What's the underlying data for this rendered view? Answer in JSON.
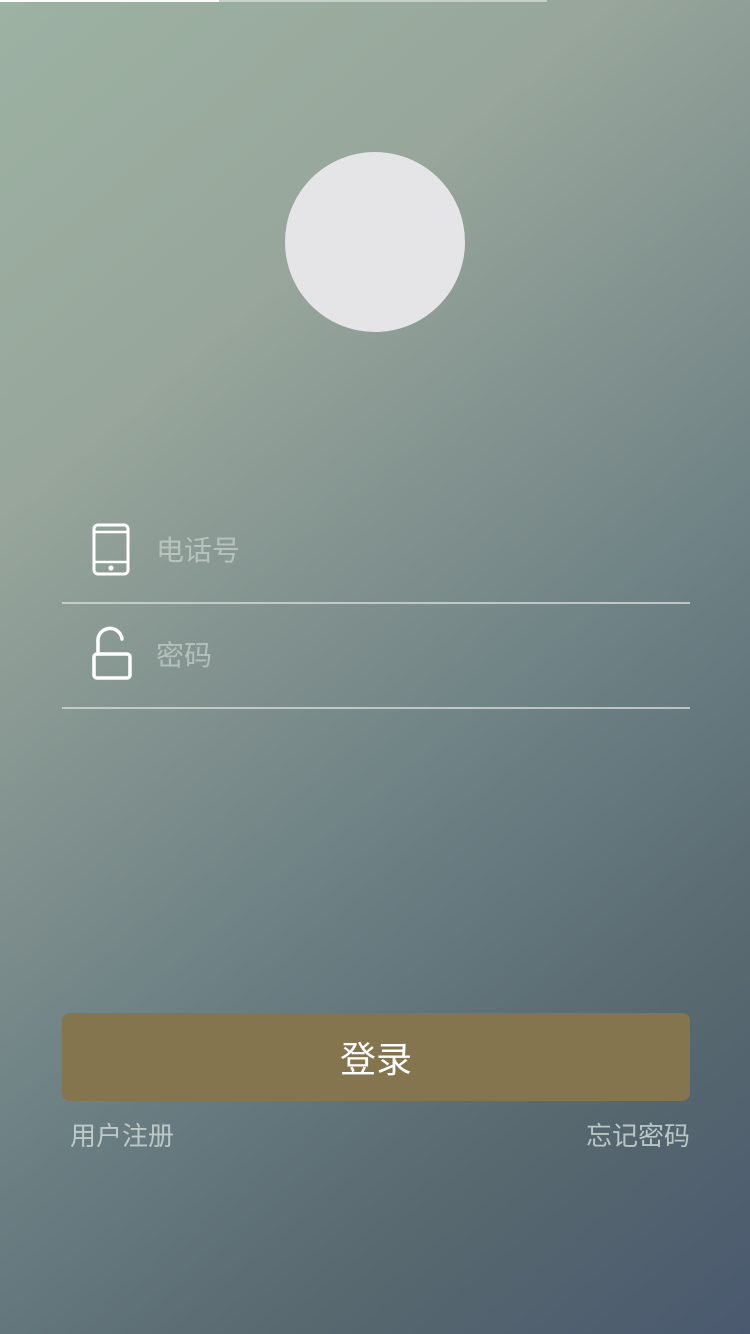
{
  "status": {
    "progress_fraction": 0.4
  },
  "form": {
    "phone_placeholder": "电话号",
    "password_placeholder": "密码",
    "phone_icon": "mobile-phone-icon",
    "password_icon": "unlocked-padlock-icon"
  },
  "actions": {
    "login_label": "登录",
    "register_label": "用户注册",
    "forgot_label": "忘记密码"
  },
  "colors": {
    "login_button": "#85754f",
    "avatar": "#e5e5e7",
    "background_top": "#9cb2a3",
    "background_bottom": "#4a596f"
  }
}
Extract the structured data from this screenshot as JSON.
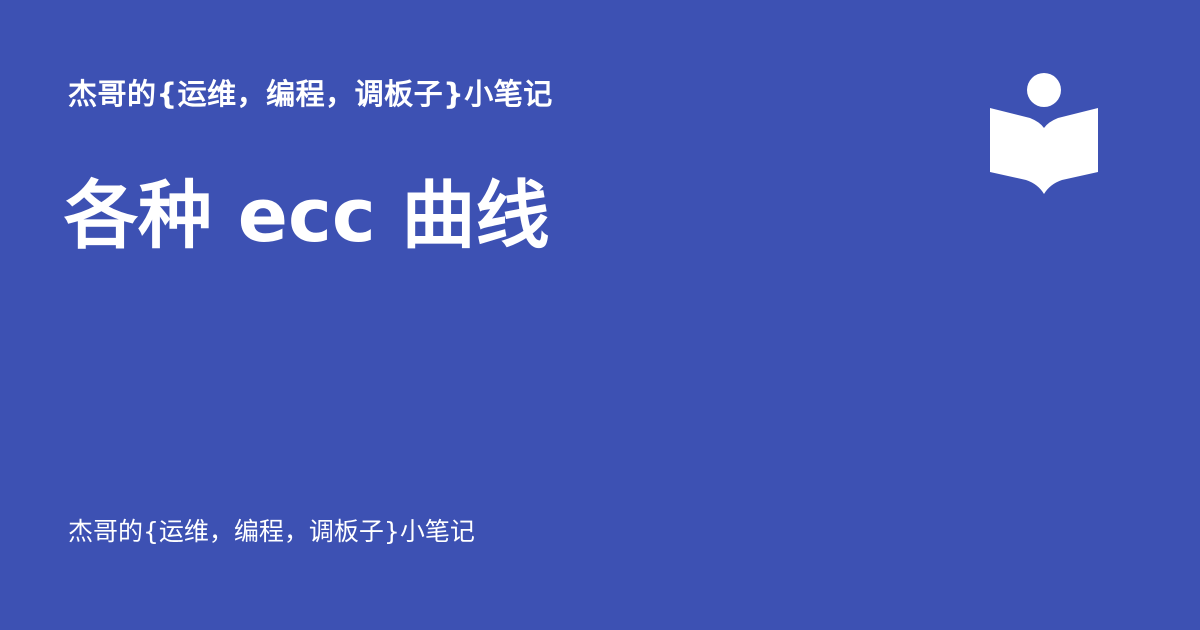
{
  "header": {
    "site_name": "杰哥的{运维，编程，调板子}小笔记"
  },
  "main": {
    "title": "各种 ecc 曲线"
  },
  "footer": {
    "site_name": "杰哥的{运维，编程，调板子}小笔记"
  },
  "logo": {
    "icon": "book-reader-icon",
    "color": "#ffffff"
  },
  "colors": {
    "background": "#3d51b3",
    "text": "#ffffff"
  }
}
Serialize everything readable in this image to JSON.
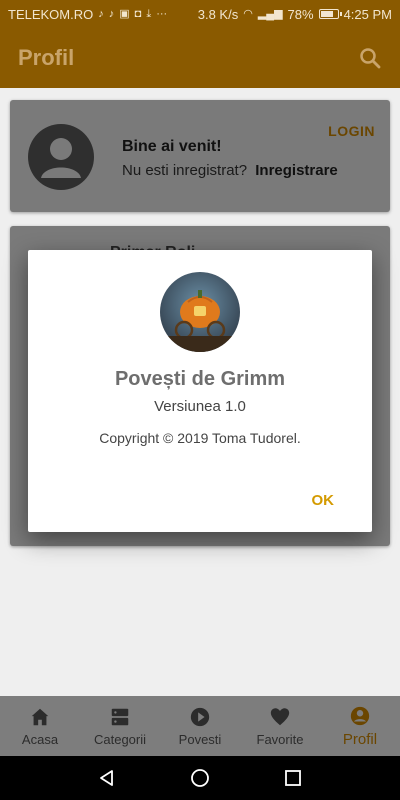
{
  "status_bar": {
    "carrier": "TELEKOM.RO",
    "speed": "3.8 K/s",
    "battery_percent": "78%",
    "battery_level": 0.78,
    "time": "4:25 PM",
    "icons": [
      "music-note-icon",
      "music-note-icon",
      "image-icon",
      "shield-icon",
      "download-icon",
      "more-dots-icon",
      "wifi-icon",
      "signal-icon",
      "battery-icon"
    ]
  },
  "app_bar": {
    "title": "Profil",
    "search_icon": "search-icon"
  },
  "profile_card": {
    "welcome": "Bine ai venit!",
    "not_registered": "Nu esti inregistrat?",
    "register_link": "Inregistrare",
    "login_button": "LOGIN"
  },
  "second_card": {
    "peek_text": "Primar Roli"
  },
  "dialog": {
    "title": "Povești de Grimm",
    "version": "Versiunea 1.0",
    "copyright": "Copyright © 2019 Toma Tudorel.",
    "ok_button": "OK"
  },
  "bottom_nav": {
    "items": [
      {
        "label": "Acasa",
        "icon": "home-icon"
      },
      {
        "label": "Categorii",
        "icon": "categories-icon"
      },
      {
        "label": "Povesti",
        "icon": "play-icon"
      },
      {
        "label": "Favorite",
        "icon": "heart-icon"
      },
      {
        "label": "Profil",
        "icon": "account-icon"
      }
    ],
    "active": "Profil"
  },
  "colors": {
    "primary_dark": "#8a5a00",
    "accent": "#d49a00",
    "dialog_bg": "#ffffff"
  }
}
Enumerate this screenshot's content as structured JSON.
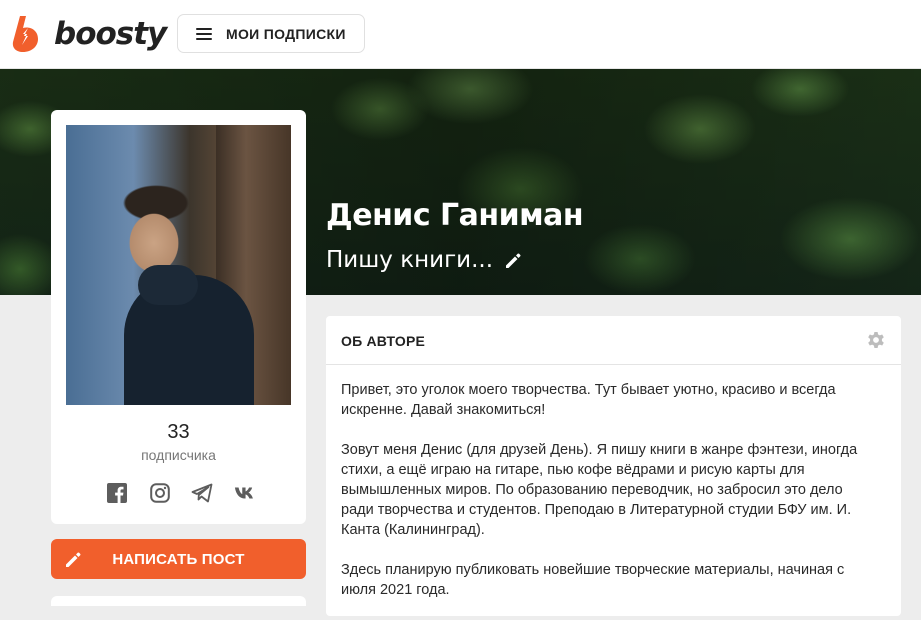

DIRECTIONS FOR THIS TASK |
Extract every line from the records above that contains the word "screenshot".

WRITTEN ANSWER |
Extract the structured data from this screenshot as JSON.
Enumerate this screenshot's content as structured JSON.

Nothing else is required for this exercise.